The listing below should be written out exactly; please include all of it.
** Begin **
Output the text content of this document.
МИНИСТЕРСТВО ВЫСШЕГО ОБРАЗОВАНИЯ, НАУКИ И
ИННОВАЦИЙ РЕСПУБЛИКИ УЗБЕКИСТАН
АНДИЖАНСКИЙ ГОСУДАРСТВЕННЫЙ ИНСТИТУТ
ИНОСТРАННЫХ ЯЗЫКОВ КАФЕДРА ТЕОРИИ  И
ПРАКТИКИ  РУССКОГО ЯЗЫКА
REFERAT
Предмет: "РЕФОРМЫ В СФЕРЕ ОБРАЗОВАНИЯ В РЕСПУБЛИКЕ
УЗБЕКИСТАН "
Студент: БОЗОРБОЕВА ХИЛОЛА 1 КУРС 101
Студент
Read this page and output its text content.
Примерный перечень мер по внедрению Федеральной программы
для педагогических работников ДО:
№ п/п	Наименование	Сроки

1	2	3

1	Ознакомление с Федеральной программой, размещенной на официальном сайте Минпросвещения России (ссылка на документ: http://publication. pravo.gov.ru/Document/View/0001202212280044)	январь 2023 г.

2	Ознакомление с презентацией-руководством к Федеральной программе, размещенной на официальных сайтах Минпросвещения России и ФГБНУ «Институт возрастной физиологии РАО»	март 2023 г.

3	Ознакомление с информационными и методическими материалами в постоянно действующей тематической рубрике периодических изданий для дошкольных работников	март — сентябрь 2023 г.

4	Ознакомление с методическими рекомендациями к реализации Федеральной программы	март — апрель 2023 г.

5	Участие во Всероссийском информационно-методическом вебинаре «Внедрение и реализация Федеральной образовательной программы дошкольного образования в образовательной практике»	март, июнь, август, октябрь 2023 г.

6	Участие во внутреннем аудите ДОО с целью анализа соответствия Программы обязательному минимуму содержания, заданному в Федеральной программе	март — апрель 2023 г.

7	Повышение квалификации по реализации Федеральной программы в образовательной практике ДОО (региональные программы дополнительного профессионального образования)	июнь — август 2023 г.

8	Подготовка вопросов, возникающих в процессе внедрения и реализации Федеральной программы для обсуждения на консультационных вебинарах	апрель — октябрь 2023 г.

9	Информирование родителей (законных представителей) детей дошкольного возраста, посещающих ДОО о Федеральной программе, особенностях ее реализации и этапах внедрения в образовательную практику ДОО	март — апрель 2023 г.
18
** End **
--- Written solution ---
Output the text content of this document.
МИНИСТЕРСТВО ВЫСШЕГО ОБРАЗОВАНИЯ, НАУКИ И
ИННОВАЦИЙ РЕСПУБЛИКИ УЗБЕКИСТАН
АНДИЖАНСКИЙ ГОСУДАРСТВЕННЫЙ ИНСТИТУТ
ИНОСТРАННЫХ ЯЗЫКОВ КАФЕДРА ТЕОРИИ  И
ПРАКТИКИ  РУССКОГО ЯЗЫКА
REFERAT
Предмет: "РЕФОРМЫ В СФЕРЕ ОБРАЗОВАНИЯ В РЕСПУБЛИКЕ
УЗБЕКИСТАН "
Студент: БОЗОРБОЕВА ХИЛОЛА 1 КУРС 101
Студент
Read this page and output its text content.
Примерный перечень мер по внедрению Федеральной программы
для педагогических работников ДО:
№ п/п	Наименование	Сроки

1	2	3

1	Ознакомление с Федеральной программой, размещенной на официальном сайте Минпросвещения России (ссылка на документ: http://publication. pravo.gov.ru/Document/View/0001202212280044)	январь 2023 г.

2	Ознакомление с презентацией-руководством к Федеральной программе, размещенной на официальных сайтах Минпросвещения России и ФГБНУ «Институт возрастной физиологии РАО»	март 2023 г.

3	Ознакомление с информационными и методическими материалами в постоянно действующей тематической рубрике периодических изданий для дошкольных работников	март — сентябрь 2023 г.

4	Ознакомление с методическими рекомендациями к реализации Федеральной программы	март — апрель 2023 г.

5	Участие во Всероссийском информационно-методическом вебинаре «Внедрение и реализация Федеральной образовательной программы дошкольного образования в образовательной практике»	март, июнь, август, октябрь 2023 г.

6	Участие во внутреннем аудите ДОО с целью анализа соответствия Программы обязательному минимуму содержания, заданному в Федеральной программе	март — апрель 2023 г.

7	Повышение квалификации по реализации Федеральной программы в образовательной практике ДОО (региональные программы дополнительного профессионального образования)	июнь — август 2023 г.

8	Подготовка вопросов, возникающих в процессе внедрения и реализации Федеральной программы для обсуждения на консультационных вебинарах	апрель — октябрь 2023 г.

9	Информирование родителей (законных представителей) детей дошкольного возраста, посещающих ДОО о Федеральной программе, особенностях ее реализации и этапах внедрения в образовательную практику ДОО	март — апрель 2023 г.
18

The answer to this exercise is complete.